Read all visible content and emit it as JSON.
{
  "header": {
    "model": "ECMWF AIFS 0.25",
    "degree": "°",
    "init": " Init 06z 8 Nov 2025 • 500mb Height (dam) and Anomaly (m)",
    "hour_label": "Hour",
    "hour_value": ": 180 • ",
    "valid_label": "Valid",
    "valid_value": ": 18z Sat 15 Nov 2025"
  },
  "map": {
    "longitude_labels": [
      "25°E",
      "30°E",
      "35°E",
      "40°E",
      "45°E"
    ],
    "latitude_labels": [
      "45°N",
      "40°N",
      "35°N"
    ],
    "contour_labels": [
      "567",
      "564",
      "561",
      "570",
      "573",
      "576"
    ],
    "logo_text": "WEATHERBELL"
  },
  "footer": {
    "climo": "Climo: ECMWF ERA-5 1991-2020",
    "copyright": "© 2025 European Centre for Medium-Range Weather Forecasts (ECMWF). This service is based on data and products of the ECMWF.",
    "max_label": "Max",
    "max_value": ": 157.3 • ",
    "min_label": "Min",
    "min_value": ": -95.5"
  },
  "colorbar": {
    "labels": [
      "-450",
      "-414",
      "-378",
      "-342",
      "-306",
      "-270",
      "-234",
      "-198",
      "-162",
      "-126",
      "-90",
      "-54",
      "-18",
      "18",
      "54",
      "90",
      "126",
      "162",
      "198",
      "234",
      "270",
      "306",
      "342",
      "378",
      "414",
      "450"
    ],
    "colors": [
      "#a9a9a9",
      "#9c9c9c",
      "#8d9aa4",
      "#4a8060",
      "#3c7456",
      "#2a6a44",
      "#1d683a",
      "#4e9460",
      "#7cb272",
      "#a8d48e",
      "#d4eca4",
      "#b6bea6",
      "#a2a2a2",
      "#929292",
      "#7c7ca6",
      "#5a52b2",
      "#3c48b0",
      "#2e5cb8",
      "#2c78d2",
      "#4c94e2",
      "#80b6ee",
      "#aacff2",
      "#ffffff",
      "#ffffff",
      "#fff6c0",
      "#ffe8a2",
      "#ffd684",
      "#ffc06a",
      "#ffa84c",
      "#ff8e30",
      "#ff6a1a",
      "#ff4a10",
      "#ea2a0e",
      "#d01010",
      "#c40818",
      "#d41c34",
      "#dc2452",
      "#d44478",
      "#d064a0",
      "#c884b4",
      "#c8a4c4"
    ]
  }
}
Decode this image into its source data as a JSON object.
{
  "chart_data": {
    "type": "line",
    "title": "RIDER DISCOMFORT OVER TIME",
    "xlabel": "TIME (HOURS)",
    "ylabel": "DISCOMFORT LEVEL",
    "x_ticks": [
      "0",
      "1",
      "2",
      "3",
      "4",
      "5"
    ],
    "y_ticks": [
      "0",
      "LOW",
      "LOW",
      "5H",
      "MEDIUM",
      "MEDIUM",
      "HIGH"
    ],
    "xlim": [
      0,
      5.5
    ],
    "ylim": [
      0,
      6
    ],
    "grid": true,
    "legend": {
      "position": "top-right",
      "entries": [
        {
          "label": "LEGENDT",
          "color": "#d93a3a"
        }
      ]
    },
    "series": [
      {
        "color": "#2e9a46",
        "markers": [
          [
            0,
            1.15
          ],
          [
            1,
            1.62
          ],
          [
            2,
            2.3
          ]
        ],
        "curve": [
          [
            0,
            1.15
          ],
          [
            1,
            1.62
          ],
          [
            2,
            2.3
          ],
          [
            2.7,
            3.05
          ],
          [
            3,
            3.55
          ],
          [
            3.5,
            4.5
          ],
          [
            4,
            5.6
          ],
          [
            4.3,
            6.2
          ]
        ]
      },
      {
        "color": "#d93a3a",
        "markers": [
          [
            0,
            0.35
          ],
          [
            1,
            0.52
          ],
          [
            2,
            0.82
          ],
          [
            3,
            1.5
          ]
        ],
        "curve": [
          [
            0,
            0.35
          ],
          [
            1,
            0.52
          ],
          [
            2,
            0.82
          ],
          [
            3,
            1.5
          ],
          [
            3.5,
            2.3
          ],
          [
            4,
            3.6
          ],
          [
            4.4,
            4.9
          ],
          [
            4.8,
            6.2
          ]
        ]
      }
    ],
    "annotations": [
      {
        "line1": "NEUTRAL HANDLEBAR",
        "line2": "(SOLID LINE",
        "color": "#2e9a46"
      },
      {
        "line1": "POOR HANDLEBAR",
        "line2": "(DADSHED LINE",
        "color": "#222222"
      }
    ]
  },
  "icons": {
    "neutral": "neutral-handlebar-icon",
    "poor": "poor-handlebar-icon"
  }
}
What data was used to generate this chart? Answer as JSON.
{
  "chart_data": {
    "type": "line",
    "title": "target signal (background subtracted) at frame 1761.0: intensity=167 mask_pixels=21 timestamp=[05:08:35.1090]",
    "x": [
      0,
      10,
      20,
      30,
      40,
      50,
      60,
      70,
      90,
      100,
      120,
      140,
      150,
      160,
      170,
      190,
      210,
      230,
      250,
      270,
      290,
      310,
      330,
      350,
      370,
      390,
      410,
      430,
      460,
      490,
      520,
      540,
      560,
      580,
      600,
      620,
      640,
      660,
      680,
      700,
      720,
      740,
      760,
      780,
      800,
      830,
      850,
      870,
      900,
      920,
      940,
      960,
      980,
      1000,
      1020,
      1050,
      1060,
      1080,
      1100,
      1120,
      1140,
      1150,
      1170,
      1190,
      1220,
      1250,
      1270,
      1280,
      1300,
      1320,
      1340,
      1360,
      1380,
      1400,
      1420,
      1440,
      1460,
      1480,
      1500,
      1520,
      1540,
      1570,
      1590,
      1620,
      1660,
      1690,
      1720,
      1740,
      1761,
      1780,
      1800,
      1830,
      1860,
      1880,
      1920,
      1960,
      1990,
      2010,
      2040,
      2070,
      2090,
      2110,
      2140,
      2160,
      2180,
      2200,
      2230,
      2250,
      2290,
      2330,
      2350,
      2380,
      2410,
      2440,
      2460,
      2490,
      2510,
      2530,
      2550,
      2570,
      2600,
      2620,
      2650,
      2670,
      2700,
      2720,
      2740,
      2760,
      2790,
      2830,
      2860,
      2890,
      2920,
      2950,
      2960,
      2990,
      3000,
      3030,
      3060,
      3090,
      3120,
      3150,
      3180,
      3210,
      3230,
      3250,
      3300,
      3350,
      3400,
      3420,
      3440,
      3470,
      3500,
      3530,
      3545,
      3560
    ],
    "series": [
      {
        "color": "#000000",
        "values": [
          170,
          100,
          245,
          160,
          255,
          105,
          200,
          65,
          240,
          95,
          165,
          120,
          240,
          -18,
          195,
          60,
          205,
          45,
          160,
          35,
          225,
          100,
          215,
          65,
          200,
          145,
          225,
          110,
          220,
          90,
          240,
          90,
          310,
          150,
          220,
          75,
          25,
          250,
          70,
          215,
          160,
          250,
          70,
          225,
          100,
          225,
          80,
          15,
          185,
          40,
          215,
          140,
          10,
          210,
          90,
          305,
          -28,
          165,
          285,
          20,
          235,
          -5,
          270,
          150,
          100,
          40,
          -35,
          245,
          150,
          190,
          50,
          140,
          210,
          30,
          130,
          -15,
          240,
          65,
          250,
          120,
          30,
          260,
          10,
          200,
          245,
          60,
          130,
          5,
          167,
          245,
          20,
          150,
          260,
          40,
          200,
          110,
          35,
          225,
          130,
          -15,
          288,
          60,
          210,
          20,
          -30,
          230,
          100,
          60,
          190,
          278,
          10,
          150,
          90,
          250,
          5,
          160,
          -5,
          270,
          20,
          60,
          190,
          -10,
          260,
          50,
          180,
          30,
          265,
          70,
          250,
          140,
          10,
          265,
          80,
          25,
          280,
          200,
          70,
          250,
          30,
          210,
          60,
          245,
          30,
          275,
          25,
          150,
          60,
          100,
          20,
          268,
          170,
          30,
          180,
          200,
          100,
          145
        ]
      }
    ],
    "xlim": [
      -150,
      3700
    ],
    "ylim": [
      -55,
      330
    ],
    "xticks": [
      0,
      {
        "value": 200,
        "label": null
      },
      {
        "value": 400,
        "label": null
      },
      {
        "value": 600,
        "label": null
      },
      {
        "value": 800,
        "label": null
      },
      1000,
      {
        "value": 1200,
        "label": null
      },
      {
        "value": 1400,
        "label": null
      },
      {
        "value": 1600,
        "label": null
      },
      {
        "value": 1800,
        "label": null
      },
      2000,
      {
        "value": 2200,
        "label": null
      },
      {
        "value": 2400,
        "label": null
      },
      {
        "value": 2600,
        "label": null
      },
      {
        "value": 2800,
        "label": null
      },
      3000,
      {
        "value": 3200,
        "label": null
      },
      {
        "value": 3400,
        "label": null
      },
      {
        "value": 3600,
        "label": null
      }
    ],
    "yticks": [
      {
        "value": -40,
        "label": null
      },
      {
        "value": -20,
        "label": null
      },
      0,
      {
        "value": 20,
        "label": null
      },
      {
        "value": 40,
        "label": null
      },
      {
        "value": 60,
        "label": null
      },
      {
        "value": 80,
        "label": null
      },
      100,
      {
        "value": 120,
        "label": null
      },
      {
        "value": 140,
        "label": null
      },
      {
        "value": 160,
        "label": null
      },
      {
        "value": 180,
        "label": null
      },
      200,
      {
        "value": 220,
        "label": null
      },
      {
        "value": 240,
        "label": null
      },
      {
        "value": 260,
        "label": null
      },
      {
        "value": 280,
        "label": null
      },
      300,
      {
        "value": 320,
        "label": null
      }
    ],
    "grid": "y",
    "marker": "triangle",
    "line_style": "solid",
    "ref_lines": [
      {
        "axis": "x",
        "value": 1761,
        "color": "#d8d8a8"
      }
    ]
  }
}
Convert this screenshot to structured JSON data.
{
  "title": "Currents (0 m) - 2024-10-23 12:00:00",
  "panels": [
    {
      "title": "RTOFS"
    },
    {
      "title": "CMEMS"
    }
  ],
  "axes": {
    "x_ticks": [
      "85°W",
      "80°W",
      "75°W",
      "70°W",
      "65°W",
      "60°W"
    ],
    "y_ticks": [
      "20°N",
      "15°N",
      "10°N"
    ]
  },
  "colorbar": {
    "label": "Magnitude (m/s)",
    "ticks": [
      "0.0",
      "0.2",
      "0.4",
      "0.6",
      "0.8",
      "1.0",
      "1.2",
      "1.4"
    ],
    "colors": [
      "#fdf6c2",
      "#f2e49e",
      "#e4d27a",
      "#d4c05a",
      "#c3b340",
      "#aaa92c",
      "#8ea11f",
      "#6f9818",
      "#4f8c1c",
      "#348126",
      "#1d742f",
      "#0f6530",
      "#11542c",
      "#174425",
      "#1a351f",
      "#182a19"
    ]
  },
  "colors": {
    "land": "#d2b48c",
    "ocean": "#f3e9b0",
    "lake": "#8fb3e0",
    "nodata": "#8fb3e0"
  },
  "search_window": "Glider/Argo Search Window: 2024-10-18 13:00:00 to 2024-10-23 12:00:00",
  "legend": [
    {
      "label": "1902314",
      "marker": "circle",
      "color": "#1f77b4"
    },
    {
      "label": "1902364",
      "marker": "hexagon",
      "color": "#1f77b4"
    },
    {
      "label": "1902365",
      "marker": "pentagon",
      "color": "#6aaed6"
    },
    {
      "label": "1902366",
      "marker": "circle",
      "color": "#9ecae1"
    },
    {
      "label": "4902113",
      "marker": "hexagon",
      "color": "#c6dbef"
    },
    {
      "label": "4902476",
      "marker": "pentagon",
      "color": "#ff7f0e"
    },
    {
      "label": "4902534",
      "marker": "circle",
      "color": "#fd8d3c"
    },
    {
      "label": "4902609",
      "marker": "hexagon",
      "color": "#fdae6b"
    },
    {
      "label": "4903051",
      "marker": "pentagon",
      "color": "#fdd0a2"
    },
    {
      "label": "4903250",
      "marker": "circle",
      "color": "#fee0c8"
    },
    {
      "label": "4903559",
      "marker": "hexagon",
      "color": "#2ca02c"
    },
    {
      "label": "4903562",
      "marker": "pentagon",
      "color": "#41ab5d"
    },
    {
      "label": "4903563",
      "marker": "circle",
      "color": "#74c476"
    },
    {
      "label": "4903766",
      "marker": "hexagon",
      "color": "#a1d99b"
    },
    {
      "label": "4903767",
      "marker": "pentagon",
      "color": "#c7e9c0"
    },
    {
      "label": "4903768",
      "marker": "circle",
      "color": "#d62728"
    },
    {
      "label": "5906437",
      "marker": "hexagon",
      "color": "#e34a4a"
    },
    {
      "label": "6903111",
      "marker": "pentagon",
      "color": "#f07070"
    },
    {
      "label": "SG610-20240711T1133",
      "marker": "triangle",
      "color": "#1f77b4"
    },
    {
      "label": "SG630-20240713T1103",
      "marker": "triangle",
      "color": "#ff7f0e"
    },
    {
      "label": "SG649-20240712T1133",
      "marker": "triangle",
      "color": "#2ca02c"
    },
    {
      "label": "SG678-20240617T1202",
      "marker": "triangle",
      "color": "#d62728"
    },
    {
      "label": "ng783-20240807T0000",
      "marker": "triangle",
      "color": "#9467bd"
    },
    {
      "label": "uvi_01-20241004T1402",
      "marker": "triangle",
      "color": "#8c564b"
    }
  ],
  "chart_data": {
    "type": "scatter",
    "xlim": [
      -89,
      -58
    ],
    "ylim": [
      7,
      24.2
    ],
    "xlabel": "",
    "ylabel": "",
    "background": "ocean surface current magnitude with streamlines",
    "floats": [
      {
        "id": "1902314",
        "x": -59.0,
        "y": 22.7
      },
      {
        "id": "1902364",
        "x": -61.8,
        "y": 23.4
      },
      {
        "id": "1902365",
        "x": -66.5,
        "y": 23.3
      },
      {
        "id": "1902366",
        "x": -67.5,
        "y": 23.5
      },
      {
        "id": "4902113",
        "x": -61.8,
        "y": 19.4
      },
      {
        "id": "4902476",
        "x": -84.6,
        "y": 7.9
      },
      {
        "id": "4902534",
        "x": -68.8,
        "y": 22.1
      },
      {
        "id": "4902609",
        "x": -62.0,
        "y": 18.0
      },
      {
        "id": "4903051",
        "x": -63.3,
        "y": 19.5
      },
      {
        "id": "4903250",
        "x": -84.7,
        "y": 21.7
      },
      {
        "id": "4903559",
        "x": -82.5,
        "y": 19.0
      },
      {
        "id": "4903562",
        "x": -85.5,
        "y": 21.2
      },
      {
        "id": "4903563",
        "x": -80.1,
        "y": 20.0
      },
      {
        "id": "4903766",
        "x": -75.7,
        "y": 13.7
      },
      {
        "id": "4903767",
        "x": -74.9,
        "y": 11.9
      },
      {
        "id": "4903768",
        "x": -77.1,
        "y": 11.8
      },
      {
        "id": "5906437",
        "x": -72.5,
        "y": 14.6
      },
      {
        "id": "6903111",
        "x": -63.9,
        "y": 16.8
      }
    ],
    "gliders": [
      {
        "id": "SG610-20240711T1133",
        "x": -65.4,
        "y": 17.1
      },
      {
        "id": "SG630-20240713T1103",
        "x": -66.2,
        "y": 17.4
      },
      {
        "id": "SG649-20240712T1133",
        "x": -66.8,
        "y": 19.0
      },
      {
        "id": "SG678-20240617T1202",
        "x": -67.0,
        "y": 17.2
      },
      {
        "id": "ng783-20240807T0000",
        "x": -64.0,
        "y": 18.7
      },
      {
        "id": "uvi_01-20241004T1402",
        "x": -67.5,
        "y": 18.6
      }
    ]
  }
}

- Directions
Copy each line from the records above that includes the string "DISCOMFORT".

- Written answer
    "title": "RIDER DISCOMFORT OVER TIME",
    "ylabel": "DISCOMFORT LEVEL",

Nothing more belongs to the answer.